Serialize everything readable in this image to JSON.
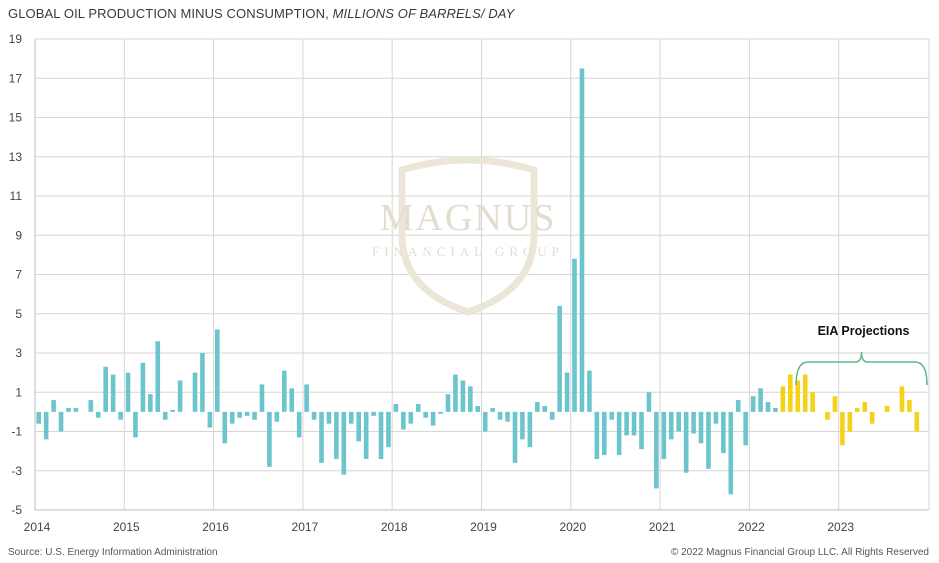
{
  "header": {
    "title_main": "GLOBAL OIL PRODUCTION MINUS CONSUMPTION, ",
    "title_units": "MILLIONS OF BARRELS/ DAY"
  },
  "footer": {
    "source": "Source: U.S. Energy Information Administration",
    "copyright": "© 2022 Magnus Financial Group LLC. All Rights Reserved"
  },
  "watermark": {
    "name": "MAGNUS",
    "tagline": "FINANCIAL GROUP"
  },
  "chart_data": {
    "type": "bar",
    "title": "GLOBAL OIL PRODUCTION MINUS CONSUMPTION, MILLIONS OF BARRELS/ DAY",
    "xlabel": "",
    "ylabel": "",
    "ylim": [
      -5,
      19
    ],
    "yticks": [
      19,
      17,
      15,
      13,
      11,
      9,
      7,
      5,
      3,
      1,
      -1,
      -3,
      -5
    ],
    "xticks": [
      "2014",
      "2015",
      "2016",
      "2017",
      "2018",
      "2019",
      "2020",
      "2021",
      "2022",
      "2023"
    ],
    "grid": true,
    "x_start": "2014-01",
    "frequency": "monthly",
    "colors": {
      "actual": "#6cc5cc",
      "projection": "#f5d219",
      "annotation": "#5bb88a"
    },
    "annotation": {
      "label": "EIA Projections",
      "from": "2022-07",
      "to": "2023-12"
    },
    "series": [
      {
        "values": [
          -0.6,
          -1.4,
          0.6,
          -1.0,
          0.2,
          0.2,
          0.0,
          0.6,
          -0.3,
          2.3,
          1.9,
          -0.4,
          2.0,
          -1.3,
          2.5,
          0.9,
          3.6,
          -0.4,
          0.1,
          1.6,
          0.0,
          2.0,
          3.0,
          -0.8,
          4.2,
          -1.6,
          -0.6,
          -0.3,
          -0.2,
          -0.4,
          1.4,
          -2.8,
          -0.5,
          2.1,
          1.2,
          -1.3,
          1.4,
          -0.4,
          -2.6,
          -0.6,
          -2.4,
          -3.2,
          -0.6,
          -1.5,
          -2.4,
          -0.2,
          -2.4,
          -1.8,
          0.4,
          -0.9,
          -0.6,
          0.4,
          -0.3,
          -0.7,
          -0.1,
          0.9,
          1.9,
          1.6,
          1.3,
          0.3,
          -1.0,
          0.2,
          -0.4,
          -0.5,
          -2.6,
          -1.4,
          -1.8,
          0.5,
          0.3,
          -0.4,
          5.4,
          2.0,
          7.8,
          17.5,
          2.1,
          -2.4,
          -2.2,
          -0.4,
          -2.2,
          -1.2,
          -1.2,
          -1.9,
          1.0,
          -3.9,
          -2.4,
          -1.4,
          -1.0,
          -3.1,
          -1.1,
          -1.6,
          -2.9,
          -0.6,
          -2.1,
          -4.2,
          0.6,
          -1.7,
          0.8,
          1.2,
          0.5,
          0.2
        ]
      },
      {
        "values": [
          1.3,
          1.9,
          1.6,
          1.9,
          1.0,
          0.0,
          -0.4,
          0.8,
          -1.7,
          -1.0,
          0.2,
          0.5,
          -0.6,
          0.0,
          0.3,
          0.0,
          1.3,
          0.6,
          -1.0
        ]
      }
    ]
  }
}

--

• **What is needed**
Your task is to repeat the material above exactly, without its pictures.

• **Answer to this task**
Serialize everything readable in this image to JSON.
{
  "header": {
    "title_main": "GLOBAL OIL PRODUCTION MINUS CONSUMPTION, ",
    "title_units": "MILLIONS OF BARRELS/ DAY"
  },
  "footer": {
    "source": "Source: U.S. Energy Information Administration",
    "copyright": "© 2022 Magnus Financial Group LLC. All Rights Reserved"
  },
  "watermark": {
    "name": "MAGNUS",
    "tagline": "FINANCIAL GROUP"
  },
  "chart_data": {
    "type": "bar",
    "title": "GLOBAL OIL PRODUCTION MINUS CONSUMPTION, MILLIONS OF BARRELS/ DAY",
    "xlabel": "",
    "ylabel": "",
    "ylim": [
      -5,
      19
    ],
    "yticks": [
      19,
      17,
      15,
      13,
      11,
      9,
      7,
      5,
      3,
      1,
      -1,
      -3,
      -5
    ],
    "xticks": [
      "2014",
      "2015",
      "2016",
      "2017",
      "2018",
      "2019",
      "2020",
      "2021",
      "2022",
      "2023"
    ],
    "grid": true,
    "x_start": "2014-01",
    "frequency": "monthly",
    "colors": {
      "actual": "#6cc5cc",
      "projection": "#f5d219",
      "annotation": "#5bb88a"
    },
    "annotation": {
      "label": "EIA Projections",
      "from": "2022-07",
      "to": "2023-12"
    },
    "series": [
      {
        "values": [
          -0.6,
          -1.4,
          0.6,
          -1.0,
          0.2,
          0.2,
          0.0,
          0.6,
          -0.3,
          2.3,
          1.9,
          -0.4,
          2.0,
          -1.3,
          2.5,
          0.9,
          3.6,
          -0.4,
          0.1,
          1.6,
          0.0,
          2.0,
          3.0,
          -0.8,
          4.2,
          -1.6,
          -0.6,
          -0.3,
          -0.2,
          -0.4,
          1.4,
          -2.8,
          -0.5,
          2.1,
          1.2,
          -1.3,
          1.4,
          -0.4,
          -2.6,
          -0.6,
          -2.4,
          -3.2,
          -0.6,
          -1.5,
          -2.4,
          -0.2,
          -2.4,
          -1.8,
          0.4,
          -0.9,
          -0.6,
          0.4,
          -0.3,
          -0.7,
          -0.1,
          0.9,
          1.9,
          1.6,
          1.3,
          0.3,
          -1.0,
          0.2,
          -0.4,
          -0.5,
          -2.6,
          -1.4,
          -1.8,
          0.5,
          0.3,
          -0.4,
          5.4,
          2.0,
          7.8,
          17.5,
          2.1,
          -2.4,
          -2.2,
          -0.4,
          -2.2,
          -1.2,
          -1.2,
          -1.9,
          1.0,
          -3.9,
          -2.4,
          -1.4,
          -1.0,
          -3.1,
          -1.1,
          -1.6,
          -2.9,
          -0.6,
          -2.1,
          -4.2,
          0.6,
          -1.7,
          0.8,
          1.2,
          0.5,
          0.2
        ]
      },
      {
        "values": [
          1.3,
          1.9,
          1.6,
          1.9,
          1.0,
          0.0,
          -0.4,
          0.8,
          -1.7,
          -1.0,
          0.2,
          0.5,
          -0.6,
          0.0,
          0.3,
          0.0,
          1.3,
          0.6,
          -1.0
        ]
      }
    ]
  }
}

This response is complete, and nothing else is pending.